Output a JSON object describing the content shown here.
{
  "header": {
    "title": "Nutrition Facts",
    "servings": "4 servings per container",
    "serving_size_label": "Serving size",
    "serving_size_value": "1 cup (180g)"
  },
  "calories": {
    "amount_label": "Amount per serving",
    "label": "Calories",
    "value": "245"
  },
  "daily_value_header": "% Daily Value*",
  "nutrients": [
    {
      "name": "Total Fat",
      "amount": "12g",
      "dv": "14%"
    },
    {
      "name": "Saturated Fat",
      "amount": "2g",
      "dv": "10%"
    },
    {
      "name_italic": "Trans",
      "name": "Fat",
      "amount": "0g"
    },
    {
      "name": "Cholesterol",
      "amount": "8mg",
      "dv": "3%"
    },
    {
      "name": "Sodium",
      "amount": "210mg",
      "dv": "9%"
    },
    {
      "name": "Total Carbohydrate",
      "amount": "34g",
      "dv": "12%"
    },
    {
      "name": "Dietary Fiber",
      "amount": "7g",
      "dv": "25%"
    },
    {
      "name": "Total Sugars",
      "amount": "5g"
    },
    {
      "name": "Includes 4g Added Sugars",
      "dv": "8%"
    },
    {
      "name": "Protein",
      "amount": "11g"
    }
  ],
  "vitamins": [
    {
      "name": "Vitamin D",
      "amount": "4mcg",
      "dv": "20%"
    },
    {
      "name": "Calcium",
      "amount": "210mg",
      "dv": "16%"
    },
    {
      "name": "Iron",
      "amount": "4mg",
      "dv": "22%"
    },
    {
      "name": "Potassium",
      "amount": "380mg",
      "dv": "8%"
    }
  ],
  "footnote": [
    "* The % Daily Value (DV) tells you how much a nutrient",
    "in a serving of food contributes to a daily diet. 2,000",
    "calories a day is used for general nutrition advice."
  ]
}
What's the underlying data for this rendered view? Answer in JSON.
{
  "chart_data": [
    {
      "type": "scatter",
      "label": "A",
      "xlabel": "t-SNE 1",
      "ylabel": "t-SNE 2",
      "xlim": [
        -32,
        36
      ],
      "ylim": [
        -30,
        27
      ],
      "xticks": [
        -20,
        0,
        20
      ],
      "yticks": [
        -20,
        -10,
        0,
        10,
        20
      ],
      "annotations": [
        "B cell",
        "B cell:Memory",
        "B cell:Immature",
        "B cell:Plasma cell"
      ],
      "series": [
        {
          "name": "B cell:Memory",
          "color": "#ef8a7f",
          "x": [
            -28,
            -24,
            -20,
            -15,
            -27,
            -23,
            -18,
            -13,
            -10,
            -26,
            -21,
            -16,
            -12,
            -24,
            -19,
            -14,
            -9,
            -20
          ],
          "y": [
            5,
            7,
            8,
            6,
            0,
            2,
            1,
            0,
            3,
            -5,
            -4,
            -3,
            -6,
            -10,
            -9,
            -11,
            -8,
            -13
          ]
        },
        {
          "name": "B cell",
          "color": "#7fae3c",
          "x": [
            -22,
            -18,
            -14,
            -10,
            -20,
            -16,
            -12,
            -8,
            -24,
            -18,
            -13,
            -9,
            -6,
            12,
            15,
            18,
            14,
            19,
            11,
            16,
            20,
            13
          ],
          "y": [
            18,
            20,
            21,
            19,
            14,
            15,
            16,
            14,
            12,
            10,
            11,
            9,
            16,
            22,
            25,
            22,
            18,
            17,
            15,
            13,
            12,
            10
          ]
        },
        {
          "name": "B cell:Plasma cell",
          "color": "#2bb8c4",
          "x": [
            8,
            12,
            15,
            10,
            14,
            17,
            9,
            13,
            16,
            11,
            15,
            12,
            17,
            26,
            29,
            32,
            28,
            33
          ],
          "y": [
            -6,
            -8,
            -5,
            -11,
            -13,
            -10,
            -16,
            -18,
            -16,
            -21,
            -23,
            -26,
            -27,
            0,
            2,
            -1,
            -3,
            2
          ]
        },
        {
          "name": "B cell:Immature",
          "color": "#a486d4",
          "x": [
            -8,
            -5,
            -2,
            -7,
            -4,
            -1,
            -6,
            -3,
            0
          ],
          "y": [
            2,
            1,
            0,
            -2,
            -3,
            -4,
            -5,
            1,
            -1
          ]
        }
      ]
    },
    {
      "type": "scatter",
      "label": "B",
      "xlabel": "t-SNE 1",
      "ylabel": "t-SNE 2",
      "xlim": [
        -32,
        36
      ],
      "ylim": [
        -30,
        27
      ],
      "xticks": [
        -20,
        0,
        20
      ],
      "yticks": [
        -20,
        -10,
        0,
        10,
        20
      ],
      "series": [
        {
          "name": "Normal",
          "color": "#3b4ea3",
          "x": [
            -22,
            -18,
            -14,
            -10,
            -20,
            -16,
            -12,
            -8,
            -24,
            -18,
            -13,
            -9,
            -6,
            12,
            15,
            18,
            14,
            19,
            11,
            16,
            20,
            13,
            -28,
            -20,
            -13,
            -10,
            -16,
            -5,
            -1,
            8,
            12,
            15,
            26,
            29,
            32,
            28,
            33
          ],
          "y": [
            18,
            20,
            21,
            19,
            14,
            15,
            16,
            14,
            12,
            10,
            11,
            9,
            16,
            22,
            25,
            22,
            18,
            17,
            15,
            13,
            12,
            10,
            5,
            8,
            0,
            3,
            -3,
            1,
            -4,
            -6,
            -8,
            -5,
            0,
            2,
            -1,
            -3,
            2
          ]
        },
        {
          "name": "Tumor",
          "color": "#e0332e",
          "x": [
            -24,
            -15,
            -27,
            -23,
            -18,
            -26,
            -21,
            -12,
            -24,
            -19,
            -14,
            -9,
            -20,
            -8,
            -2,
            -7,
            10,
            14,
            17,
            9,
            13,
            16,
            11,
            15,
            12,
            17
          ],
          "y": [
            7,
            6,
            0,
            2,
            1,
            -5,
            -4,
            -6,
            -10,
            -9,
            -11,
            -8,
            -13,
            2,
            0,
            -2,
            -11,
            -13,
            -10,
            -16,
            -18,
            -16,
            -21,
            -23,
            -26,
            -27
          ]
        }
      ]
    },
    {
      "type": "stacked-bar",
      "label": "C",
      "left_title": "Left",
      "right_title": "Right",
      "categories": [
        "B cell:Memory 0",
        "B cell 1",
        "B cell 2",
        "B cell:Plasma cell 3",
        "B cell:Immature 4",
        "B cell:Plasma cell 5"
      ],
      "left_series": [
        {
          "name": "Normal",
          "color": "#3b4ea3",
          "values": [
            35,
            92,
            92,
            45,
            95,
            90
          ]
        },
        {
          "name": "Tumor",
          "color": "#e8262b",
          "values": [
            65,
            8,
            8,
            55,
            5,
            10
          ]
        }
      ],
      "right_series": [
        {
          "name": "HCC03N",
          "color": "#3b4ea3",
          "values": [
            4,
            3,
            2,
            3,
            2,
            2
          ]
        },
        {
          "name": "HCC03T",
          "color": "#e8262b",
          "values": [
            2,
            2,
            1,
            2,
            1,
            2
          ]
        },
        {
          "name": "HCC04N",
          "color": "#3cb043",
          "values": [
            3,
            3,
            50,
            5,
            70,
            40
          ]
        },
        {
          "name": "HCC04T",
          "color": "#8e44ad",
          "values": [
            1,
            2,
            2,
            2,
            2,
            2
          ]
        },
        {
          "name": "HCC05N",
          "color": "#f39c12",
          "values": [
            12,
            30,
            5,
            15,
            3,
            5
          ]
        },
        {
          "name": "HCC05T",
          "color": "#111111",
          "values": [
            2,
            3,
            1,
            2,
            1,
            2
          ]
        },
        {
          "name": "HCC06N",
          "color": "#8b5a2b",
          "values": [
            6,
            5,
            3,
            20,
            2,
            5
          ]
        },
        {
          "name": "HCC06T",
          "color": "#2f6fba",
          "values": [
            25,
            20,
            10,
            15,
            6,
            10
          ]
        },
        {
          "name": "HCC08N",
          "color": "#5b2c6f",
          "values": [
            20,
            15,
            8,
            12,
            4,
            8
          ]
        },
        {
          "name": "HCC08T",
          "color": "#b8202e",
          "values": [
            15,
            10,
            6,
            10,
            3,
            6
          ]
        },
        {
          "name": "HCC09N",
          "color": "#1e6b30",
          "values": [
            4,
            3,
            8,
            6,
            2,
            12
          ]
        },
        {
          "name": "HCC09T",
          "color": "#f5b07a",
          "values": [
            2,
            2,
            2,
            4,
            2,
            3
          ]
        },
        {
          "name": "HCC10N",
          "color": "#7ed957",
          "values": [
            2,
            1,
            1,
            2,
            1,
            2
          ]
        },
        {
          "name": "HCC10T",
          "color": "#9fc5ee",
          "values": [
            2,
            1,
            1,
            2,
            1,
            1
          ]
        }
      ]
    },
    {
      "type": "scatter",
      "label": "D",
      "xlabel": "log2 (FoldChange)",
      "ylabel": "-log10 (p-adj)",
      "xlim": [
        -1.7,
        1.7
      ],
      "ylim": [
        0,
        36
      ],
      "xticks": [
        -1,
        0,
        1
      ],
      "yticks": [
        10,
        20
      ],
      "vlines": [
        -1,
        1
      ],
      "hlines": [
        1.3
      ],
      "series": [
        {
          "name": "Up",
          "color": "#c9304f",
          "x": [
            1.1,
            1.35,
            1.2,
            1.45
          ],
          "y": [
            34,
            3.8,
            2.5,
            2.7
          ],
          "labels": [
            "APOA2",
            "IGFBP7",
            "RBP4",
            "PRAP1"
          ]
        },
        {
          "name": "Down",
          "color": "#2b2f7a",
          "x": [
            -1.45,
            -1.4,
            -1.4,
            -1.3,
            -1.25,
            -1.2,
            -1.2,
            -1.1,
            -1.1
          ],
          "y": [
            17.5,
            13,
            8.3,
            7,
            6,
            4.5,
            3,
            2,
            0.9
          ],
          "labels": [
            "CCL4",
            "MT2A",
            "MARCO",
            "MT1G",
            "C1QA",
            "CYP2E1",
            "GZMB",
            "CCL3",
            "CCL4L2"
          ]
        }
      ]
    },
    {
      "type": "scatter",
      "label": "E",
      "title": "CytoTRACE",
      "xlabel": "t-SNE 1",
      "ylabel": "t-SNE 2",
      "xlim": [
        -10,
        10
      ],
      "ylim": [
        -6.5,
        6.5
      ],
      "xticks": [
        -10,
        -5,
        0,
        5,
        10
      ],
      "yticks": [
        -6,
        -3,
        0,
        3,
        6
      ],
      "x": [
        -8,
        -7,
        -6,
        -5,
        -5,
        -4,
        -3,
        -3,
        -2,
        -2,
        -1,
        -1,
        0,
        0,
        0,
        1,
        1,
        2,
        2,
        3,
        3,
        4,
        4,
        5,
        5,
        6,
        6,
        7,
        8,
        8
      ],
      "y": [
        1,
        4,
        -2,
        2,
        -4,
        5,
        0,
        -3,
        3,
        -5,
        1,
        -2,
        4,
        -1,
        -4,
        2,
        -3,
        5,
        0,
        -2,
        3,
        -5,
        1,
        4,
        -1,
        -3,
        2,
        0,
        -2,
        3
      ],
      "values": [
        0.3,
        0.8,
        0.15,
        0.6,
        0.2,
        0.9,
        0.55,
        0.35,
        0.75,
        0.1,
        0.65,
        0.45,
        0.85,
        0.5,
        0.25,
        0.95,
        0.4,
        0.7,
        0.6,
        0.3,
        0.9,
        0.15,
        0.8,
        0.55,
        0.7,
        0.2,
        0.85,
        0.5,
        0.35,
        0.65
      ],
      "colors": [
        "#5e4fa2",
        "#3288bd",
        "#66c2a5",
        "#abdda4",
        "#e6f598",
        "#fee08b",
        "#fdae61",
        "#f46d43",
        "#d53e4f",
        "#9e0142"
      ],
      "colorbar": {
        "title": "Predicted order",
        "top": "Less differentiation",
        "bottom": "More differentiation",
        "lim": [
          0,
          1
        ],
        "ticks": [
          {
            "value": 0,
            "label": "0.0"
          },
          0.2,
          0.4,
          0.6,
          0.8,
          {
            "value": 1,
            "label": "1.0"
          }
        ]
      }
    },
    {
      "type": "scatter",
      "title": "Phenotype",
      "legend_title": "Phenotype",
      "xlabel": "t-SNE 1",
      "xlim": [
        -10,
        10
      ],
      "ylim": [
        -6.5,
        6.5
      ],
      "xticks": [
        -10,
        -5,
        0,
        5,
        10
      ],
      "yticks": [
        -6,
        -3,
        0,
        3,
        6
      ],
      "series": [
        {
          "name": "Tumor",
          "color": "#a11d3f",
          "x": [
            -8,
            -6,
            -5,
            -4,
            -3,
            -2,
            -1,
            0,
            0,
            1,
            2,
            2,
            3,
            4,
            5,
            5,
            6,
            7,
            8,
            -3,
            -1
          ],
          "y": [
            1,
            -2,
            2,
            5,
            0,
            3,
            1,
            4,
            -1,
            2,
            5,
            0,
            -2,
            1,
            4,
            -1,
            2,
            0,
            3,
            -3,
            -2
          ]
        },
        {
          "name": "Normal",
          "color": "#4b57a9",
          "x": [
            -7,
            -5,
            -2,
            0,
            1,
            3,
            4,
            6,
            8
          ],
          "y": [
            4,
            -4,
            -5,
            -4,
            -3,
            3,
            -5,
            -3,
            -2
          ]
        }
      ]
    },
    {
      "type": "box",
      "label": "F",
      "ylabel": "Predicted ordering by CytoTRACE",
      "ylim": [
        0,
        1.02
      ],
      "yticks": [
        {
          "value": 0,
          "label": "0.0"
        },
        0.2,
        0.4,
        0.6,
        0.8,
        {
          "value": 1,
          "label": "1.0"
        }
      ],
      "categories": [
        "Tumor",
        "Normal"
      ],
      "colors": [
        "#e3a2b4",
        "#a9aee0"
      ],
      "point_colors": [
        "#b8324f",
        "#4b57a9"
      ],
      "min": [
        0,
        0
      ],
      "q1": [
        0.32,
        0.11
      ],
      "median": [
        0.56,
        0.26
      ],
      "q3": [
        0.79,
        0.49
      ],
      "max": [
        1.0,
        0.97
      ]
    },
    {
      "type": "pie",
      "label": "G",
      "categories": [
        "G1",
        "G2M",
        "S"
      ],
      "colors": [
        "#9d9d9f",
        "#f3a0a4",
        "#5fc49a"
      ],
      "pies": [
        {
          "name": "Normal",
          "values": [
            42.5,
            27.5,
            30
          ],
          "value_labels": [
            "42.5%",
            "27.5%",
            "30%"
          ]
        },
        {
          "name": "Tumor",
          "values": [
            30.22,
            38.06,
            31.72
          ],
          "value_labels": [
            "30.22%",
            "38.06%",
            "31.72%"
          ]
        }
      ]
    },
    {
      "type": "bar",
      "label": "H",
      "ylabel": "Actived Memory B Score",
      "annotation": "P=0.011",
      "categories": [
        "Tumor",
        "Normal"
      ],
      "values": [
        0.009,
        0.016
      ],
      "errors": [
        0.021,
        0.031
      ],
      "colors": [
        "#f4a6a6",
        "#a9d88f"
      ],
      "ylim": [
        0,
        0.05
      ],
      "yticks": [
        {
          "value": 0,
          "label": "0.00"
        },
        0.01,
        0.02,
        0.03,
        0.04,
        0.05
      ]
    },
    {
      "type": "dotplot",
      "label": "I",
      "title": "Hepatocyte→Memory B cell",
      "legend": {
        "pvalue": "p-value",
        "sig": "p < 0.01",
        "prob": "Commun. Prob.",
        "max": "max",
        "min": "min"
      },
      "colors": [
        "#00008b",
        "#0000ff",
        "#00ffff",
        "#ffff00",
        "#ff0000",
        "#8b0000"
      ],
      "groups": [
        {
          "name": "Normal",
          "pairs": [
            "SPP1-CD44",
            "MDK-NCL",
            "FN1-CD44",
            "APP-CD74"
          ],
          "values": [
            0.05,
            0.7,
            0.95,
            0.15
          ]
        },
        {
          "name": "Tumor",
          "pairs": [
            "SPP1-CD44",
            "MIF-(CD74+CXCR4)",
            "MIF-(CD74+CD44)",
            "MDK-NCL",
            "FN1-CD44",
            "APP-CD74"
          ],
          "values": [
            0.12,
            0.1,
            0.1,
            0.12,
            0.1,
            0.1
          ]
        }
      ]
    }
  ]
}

• • • • •

| WHAT YOU NEED TO DO |
Copy all lines from the listing that contain "Sugars".

| PROBLEM SOLUTION |
      "name": "Total Sugars",
      "name": "Includes 4g Added Sugars",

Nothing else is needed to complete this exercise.